PROBLEM REQUIREMENTS >> Repeat the entire listing exactly.

-- start SUPPLIED RECORDS --

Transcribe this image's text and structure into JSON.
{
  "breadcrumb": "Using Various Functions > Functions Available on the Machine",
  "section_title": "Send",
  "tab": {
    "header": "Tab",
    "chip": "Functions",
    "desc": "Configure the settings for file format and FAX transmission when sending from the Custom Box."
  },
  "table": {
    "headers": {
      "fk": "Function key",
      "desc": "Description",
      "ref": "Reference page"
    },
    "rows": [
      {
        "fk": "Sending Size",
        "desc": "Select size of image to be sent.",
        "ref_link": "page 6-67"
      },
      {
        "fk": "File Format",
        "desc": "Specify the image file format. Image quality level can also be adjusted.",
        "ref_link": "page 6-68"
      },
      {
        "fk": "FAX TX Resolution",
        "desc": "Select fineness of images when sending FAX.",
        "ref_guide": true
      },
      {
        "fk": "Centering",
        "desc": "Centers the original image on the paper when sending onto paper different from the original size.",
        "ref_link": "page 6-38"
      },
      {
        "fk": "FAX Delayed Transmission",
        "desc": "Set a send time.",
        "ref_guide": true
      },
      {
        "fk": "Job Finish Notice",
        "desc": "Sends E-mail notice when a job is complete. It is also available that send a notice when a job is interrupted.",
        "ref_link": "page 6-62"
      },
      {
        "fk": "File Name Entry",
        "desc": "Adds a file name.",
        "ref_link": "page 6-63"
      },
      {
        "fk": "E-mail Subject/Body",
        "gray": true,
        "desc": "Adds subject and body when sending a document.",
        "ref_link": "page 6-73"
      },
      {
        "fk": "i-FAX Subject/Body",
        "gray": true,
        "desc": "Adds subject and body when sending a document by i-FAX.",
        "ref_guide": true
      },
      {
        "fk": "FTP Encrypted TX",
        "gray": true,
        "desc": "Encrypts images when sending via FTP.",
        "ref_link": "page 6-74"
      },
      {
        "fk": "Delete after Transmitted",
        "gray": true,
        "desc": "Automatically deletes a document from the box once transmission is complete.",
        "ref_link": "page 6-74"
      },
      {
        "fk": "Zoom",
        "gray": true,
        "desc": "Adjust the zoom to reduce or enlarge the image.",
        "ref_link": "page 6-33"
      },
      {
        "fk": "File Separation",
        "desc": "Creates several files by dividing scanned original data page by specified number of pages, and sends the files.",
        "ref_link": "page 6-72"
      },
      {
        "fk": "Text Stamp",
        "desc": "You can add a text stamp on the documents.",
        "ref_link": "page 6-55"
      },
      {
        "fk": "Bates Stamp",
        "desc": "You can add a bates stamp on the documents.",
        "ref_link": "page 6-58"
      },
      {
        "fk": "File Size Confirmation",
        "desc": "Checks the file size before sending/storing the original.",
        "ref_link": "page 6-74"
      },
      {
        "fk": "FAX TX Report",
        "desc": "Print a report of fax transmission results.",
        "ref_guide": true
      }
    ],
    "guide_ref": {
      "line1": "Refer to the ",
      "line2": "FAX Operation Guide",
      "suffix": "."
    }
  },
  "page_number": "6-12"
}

-- end SUPPLIED RECORDS --

EXERCISE RESULT >>
Transcribe this image's text and structure into JSON.
{
  "breadcrumb": "Using Various Functions > Functions Available on the Machine",
  "section_title": "Send",
  "tab": {
    "header": "Tab",
    "chip": "Functions",
    "desc": "Configure the settings for file format and FAX transmission when sending from the Custom Box."
  },
  "table": {
    "headers": {
      "fk": "Function key",
      "desc": "Description",
      "ref": "Reference page"
    },
    "rows": [
      {
        "fk": "Sending Size",
        "desc": "Select size of image to be sent.",
        "ref_link": "page 6-67"
      },
      {
        "fk": "File Format",
        "desc": "Specify the image file format. Image quality level can also be adjusted.",
        "ref_link": "page 6-68"
      },
      {
        "fk": "FAX TX Resolution",
        "desc": "Select fineness of images when sending FAX.",
        "ref_guide": true
      },
      {
        "fk": "Centering",
        "desc": "Centers the original image on the paper when sending onto paper different from the original size.",
        "ref_link": "page 6-38"
      },
      {
        "fk": "FAX Delayed Transmission",
        "desc": "Set a send time.",
        "ref_guide": true
      },
      {
        "fk": "Job Finish Notice",
        "desc": "Sends E-mail notice when a job is complete. It is also available that send a notice when a job is interrupted.",
        "ref_link": "page 6-62"
      },
      {
        "fk": "File Name Entry",
        "desc": "Adds a file name.",
        "ref_link": "page 6-63"
      },
      {
        "fk": "E-mail Subject/Body",
        "gray": true,
        "desc": "Adds subject and body when sending a document.",
        "ref_link": "page 6-73"
      },
      {
        "fk": "i-FAX Subject/Body",
        "gray": true,
        "desc": "Adds subject and body when sending a document by i-FAX.",
        "ref_guide": true
      },
      {
        "fk": "FTP Encrypted TX",
        "gray": true,
        "desc": "Encrypts images when sending via FTP.",
        "ref_link": "page 6-74"
      },
      {
        "fk": "Delete after Transmitted",
        "gray": true,
        "desc": "Automatically deletes a document from the box once transmission is complete.",
        "ref_link": "page 6-74"
      },
      {
        "fk": "Zoom",
        "gray": true,
        "desc": "Adjust the zoom to reduce or enlarge the image.",
        "ref_link": "page 6-33"
      },
      {
        "fk": "File Separation",
        "desc": "Creates several files by dividing scanned original data page by specified number of pages, and sends the files.",
        "ref_link": "page 6-72"
      },
      {
        "fk": "Text Stamp",
        "desc": "You can add a text stamp on the documents.",
        "ref_link": "page 6-55"
      },
      {
        "fk": "Bates Stamp",
        "desc": "You can add a bates stamp on the documents.",
        "ref_link": "page 6-58"
      },
      {
        "fk": "File Size Confirmation",
        "desc": "Checks the file size before sending/storing the original.",
        "ref_link": "page 6-74"
      },
      {
        "fk": "FAX TX Report",
        "desc": "Print a report of fax transmission results.",
        "ref_guide": true
      }
    ],
    "guide_ref": {
      "line1": "Refer to the ",
      "line2": "FAX Operation Guide",
      "suffix": "."
    }
  },
  "page_number": "6-12"
}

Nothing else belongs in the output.